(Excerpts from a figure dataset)
☆ ☆ ☆

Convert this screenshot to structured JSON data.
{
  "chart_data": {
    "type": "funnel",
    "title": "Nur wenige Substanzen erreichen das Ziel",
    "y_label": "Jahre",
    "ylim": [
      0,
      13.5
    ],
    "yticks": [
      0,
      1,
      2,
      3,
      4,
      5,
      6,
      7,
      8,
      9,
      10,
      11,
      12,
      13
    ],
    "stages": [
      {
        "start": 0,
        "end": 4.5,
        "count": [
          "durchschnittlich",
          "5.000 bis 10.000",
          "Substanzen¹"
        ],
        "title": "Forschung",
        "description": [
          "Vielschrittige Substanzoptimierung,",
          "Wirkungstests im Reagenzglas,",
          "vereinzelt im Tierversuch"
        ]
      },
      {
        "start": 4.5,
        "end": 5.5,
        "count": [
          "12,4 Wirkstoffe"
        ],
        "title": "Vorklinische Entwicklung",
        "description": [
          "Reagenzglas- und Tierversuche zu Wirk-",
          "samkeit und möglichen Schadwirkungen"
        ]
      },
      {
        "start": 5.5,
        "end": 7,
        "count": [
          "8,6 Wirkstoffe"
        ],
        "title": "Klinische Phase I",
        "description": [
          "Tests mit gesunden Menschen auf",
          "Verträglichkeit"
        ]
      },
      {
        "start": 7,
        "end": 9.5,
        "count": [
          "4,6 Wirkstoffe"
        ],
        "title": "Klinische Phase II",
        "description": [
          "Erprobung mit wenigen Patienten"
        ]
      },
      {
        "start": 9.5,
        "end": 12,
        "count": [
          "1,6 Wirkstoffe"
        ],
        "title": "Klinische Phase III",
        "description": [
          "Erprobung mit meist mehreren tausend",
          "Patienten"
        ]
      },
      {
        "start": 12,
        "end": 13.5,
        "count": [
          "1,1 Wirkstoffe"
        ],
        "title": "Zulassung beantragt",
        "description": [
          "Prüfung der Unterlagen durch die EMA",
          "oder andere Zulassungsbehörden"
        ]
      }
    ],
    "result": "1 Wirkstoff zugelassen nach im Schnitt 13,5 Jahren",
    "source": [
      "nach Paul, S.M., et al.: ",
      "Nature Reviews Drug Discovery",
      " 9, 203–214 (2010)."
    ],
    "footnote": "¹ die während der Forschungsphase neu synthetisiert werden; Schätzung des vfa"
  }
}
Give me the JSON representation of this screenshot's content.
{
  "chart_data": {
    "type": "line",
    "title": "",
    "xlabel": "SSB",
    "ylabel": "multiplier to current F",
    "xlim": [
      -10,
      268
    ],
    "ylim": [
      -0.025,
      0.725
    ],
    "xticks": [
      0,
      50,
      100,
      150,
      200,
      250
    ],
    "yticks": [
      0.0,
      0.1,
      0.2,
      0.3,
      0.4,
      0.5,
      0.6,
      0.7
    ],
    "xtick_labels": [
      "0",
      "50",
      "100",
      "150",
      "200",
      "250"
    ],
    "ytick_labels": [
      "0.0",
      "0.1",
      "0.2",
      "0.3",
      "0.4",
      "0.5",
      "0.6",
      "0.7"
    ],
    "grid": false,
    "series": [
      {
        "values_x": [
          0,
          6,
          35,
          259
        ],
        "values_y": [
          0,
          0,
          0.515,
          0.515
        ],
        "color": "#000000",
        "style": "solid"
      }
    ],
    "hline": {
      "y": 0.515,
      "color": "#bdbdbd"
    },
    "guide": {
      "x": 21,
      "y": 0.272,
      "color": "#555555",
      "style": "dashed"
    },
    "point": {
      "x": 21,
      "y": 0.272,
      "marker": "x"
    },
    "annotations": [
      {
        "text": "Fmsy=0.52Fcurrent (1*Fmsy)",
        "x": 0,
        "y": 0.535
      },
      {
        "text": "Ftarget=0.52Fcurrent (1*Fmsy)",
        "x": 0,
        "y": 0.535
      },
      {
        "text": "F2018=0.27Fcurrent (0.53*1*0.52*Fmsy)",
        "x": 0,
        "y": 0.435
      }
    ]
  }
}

☆ ☆ ☆

#### [Short problem]
Write all of the records out again exactly.

#### [Solution to this task]
Convert this screenshot to structured JSON data.
{
  "chart_data": {
    "type": "funnel",
    "title": "Nur wenige Substanzen erreichen das Ziel",
    "y_label": "Jahre",
    "ylim": [
      0,
      13.5
    ],
    "yticks": [
      0,
      1,
      2,
      3,
      4,
      5,
      6,
      7,
      8,
      9,
      10,
      11,
      12,
      13
    ],
    "stages": [
      {
        "start": 0,
        "end": 4.5,
        "count": [
          "durchschnittlich",
          "5.000 bis 10.000",
          "Substanzen¹"
        ],
        "title": "Forschung",
        "description": [
          "Vielschrittige Substanzoptimierung,",
          "Wirkungstests im Reagenzglas,",
          "vereinzelt im Tierversuch"
        ]
      },
      {
        "start": 4.5,
        "end": 5.5,
        "count": [
          "12,4 Wirkstoffe"
        ],
        "title": "Vorklinische Entwicklung",
        "description": [
          "Reagenzglas- und Tierversuche zu Wirk-",
          "samkeit und möglichen Schadwirkungen"
        ]
      },
      {
        "start": 5.5,
        "end": 7,
        "count": [
          "8,6 Wirkstoffe"
        ],
        "title": "Klinische Phase I",
        "description": [
          "Tests mit gesunden Menschen auf",
          "Verträglichkeit"
        ]
      },
      {
        "start": 7,
        "end": 9.5,
        "count": [
          "4,6 Wirkstoffe"
        ],
        "title": "Klinische Phase II",
        "description": [
          "Erprobung mit wenigen Patienten"
        ]
      },
      {
        "start": 9.5,
        "end": 12,
        "count": [
          "1,6 Wirkstoffe"
        ],
        "title": "Klinische Phase III",
        "description": [
          "Erprobung mit meist mehreren tausend",
          "Patienten"
        ]
      },
      {
        "start": 12,
        "end": 13.5,
        "count": [
          "1,1 Wirkstoffe"
        ],
        "title": "Zulassung beantragt",
        "description": [
          "Prüfung der Unterlagen durch die EMA",
          "oder andere Zulassungsbehörden"
        ]
      }
    ],
    "result": "1 Wirkstoff zugelassen nach im Schnitt 13,5 Jahren",
    "source": [
      "nach Paul, S.M., et al.: ",
      "Nature Reviews Drug Discovery",
      " 9, 203–214 (2010)."
    ],
    "footnote": "¹ die während der Forschungsphase neu synthetisiert werden; Schätzung des vfa"
  }
}
Give me the JSON representation of this screenshot's content.
{
  "chart_data": {
    "type": "line",
    "title": "",
    "xlabel": "SSB",
    "ylabel": "multiplier to current F",
    "xlim": [
      -10,
      268
    ],
    "ylim": [
      -0.025,
      0.725
    ],
    "xticks": [
      0,
      50,
      100,
      150,
      200,
      250
    ],
    "yticks": [
      0.0,
      0.1,
      0.2,
      0.3,
      0.4,
      0.5,
      0.6,
      0.7
    ],
    "xtick_labels": [
      "0",
      "50",
      "100",
      "150",
      "200",
      "250"
    ],
    "ytick_labels": [
      "0.0",
      "0.1",
      "0.2",
      "0.3",
      "0.4",
      "0.5",
      "0.6",
      "0.7"
    ],
    "grid": false,
    "series": [
      {
        "values_x": [
          0,
          6,
          35,
          259
        ],
        "values_y": [
          0,
          0,
          0.515,
          0.515
        ],
        "color": "#000000",
        "style": "solid"
      }
    ],
    "hline": {
      "y": 0.515,
      "color": "#bdbdbd"
    },
    "guide": {
      "x": 21,
      "y": 0.272,
      "color": "#555555",
      "style": "dashed"
    },
    "point": {
      "x": 21,
      "y": 0.272,
      "marker": "x"
    },
    "annotations": [
      {
        "text": "Fmsy=0.52Fcurrent (1*Fmsy)",
        "x": 0,
        "y": 0.535
      },
      {
        "text": "Ftarget=0.52Fcurrent (1*Fmsy)",
        "x": 0,
        "y": 0.535
      },
      {
        "text": "F2018=0.27Fcurrent (0.53*1*0.52*Fmsy)",
        "x": 0,
        "y": 0.435
      }
    ]
  }
}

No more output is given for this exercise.